- _TASK STATEMENT_
Show all lines of the listing that hold the word "this".

━━━ RECORDS PROVIDED ━━━

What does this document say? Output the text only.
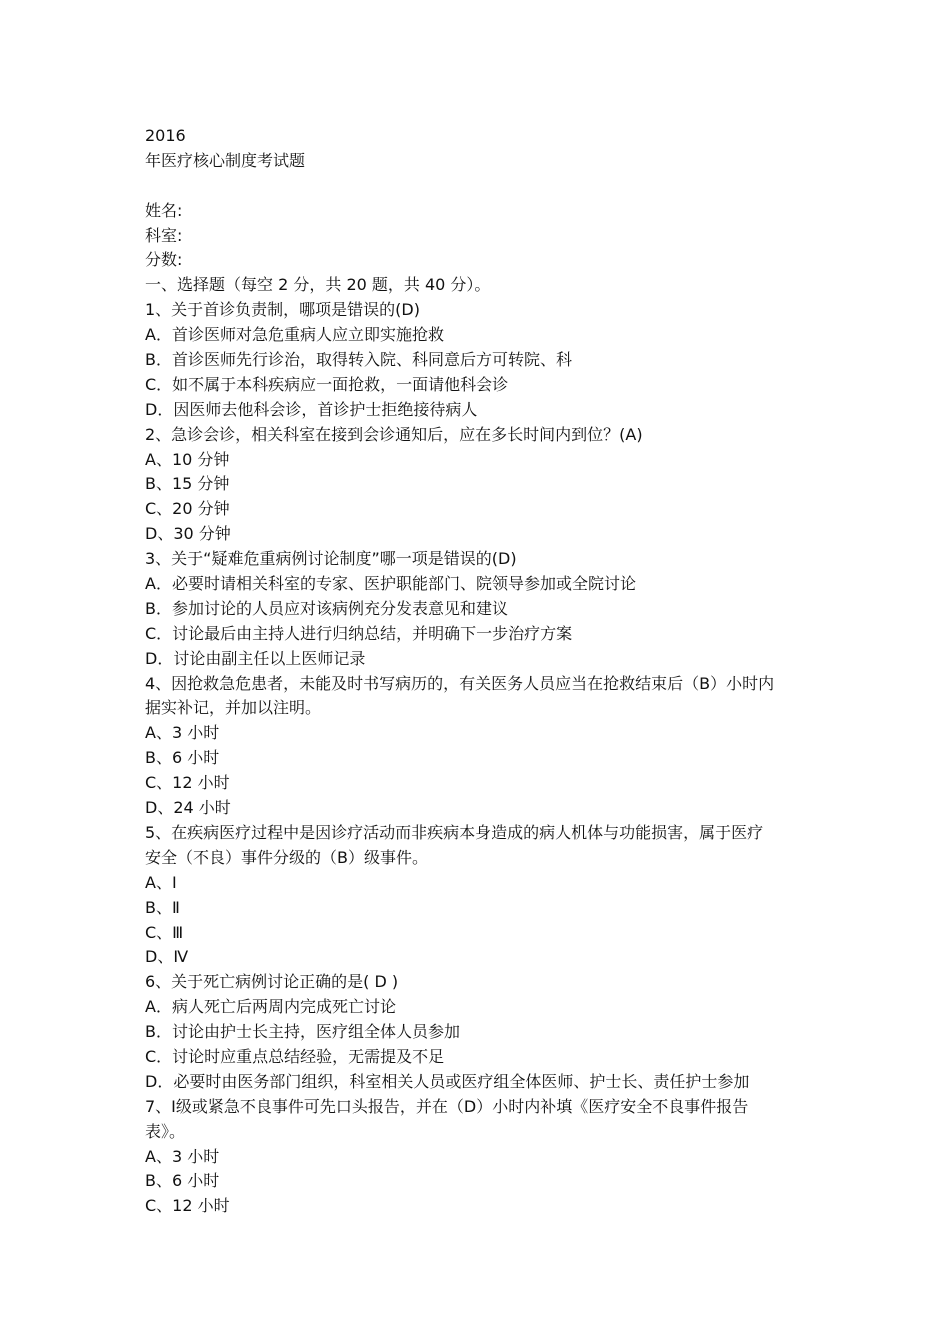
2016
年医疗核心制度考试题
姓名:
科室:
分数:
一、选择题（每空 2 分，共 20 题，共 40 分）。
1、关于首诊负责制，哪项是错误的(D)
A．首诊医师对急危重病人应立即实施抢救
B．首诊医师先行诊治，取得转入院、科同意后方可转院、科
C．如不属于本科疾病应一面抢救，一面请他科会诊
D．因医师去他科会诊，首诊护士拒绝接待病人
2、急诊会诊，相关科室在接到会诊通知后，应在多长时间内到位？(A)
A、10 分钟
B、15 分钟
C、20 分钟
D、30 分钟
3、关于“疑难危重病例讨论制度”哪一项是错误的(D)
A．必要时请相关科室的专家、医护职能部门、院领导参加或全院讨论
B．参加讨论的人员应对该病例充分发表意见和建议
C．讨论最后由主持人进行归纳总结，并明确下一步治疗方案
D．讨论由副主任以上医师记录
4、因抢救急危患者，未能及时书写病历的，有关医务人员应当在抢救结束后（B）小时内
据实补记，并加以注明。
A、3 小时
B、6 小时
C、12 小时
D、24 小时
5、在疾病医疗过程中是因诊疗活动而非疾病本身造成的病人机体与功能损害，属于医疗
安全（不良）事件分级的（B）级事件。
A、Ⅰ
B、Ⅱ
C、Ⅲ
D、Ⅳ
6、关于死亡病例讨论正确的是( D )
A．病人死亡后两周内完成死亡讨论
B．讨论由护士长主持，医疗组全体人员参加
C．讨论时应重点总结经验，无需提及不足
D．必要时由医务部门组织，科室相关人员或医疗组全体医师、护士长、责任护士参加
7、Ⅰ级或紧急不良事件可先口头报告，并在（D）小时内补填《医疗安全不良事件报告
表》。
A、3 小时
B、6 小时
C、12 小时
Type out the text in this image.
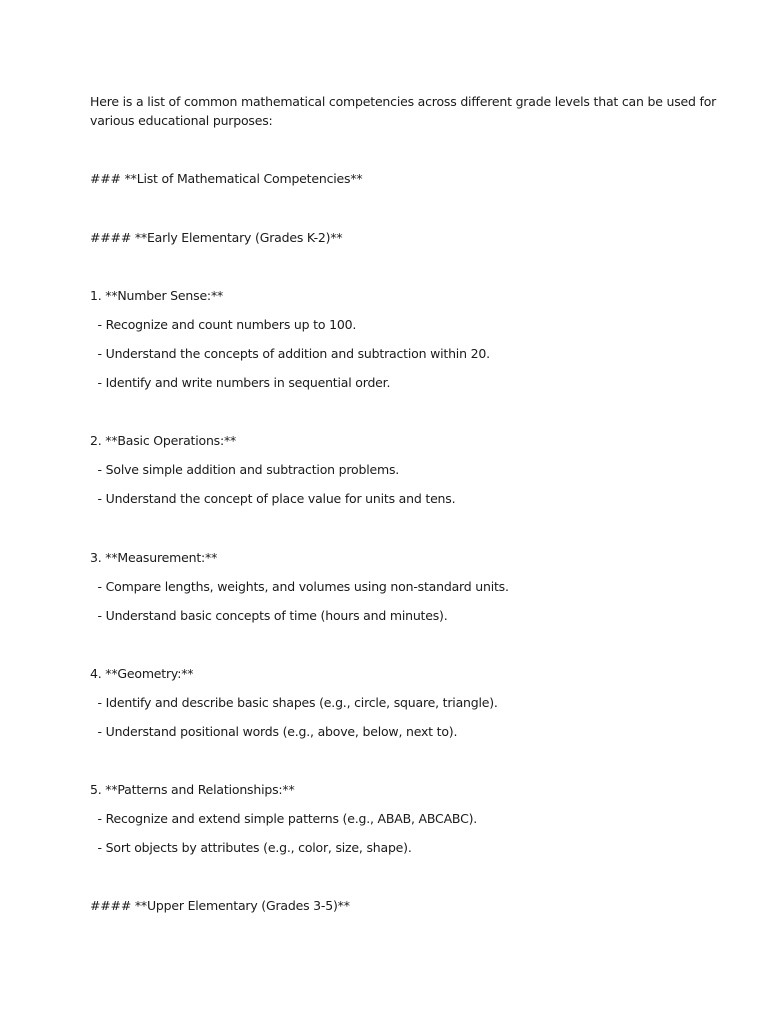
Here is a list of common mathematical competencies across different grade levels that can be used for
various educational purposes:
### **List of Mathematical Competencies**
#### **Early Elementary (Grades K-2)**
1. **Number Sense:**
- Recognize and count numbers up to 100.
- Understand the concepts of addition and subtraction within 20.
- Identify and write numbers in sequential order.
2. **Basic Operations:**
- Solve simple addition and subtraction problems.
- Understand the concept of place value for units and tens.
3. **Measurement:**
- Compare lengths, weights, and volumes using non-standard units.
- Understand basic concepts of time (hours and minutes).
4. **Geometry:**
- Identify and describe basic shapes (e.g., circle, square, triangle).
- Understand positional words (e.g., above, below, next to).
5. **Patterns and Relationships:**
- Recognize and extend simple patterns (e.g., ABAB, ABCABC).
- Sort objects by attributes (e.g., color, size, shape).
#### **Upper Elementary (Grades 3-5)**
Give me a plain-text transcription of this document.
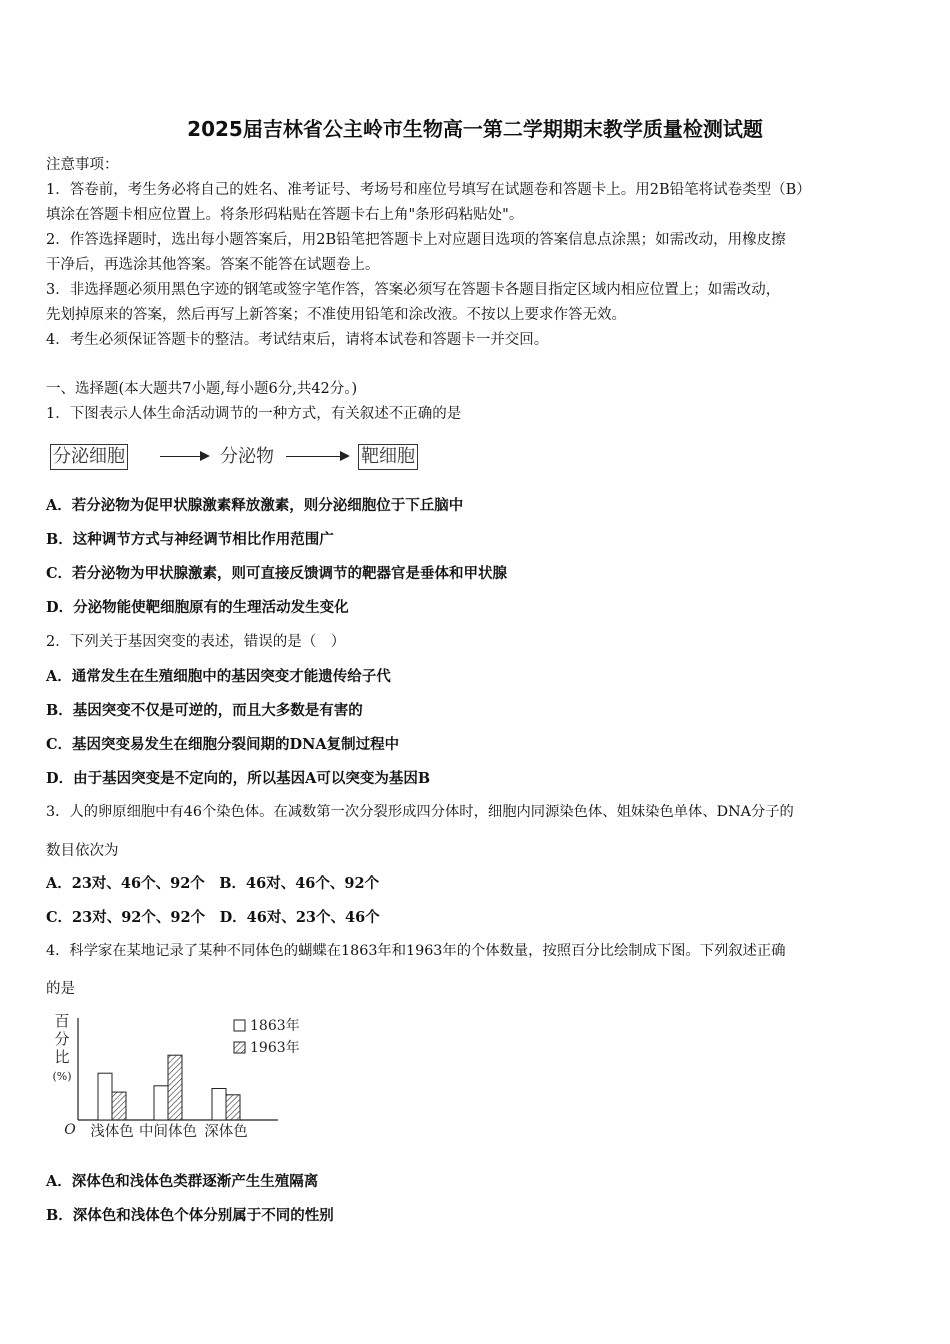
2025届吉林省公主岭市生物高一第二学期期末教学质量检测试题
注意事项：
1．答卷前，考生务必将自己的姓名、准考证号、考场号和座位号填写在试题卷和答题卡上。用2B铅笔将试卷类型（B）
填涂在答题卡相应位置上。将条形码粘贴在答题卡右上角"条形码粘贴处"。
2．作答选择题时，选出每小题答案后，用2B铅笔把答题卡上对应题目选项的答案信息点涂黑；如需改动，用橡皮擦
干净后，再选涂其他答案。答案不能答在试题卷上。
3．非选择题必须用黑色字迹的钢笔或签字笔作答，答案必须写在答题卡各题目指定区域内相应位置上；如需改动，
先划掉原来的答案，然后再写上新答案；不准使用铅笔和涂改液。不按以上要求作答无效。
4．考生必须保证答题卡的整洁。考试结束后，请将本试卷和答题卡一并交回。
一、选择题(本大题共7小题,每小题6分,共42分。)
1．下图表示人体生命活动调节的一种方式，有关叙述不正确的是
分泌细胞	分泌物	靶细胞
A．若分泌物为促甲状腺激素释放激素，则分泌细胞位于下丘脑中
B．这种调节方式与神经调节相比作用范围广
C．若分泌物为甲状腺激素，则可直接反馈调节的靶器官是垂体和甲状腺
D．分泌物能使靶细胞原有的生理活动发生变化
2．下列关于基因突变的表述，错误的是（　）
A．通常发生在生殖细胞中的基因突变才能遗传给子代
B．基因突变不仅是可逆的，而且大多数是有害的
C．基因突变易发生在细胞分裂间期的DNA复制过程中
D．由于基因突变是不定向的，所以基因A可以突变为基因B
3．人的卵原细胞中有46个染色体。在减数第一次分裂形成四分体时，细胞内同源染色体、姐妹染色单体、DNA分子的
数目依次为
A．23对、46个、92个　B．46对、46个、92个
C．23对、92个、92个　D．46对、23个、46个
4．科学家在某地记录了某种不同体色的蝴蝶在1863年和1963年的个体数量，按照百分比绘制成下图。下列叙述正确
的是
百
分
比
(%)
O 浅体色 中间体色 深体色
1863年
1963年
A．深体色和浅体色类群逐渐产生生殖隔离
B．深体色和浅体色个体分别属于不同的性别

━━━

- _OUTPUT OF THE EXERCISE_
What does this document say? Output the text only.
Type out the text in this image.
Give me a plain-text transcription of this document.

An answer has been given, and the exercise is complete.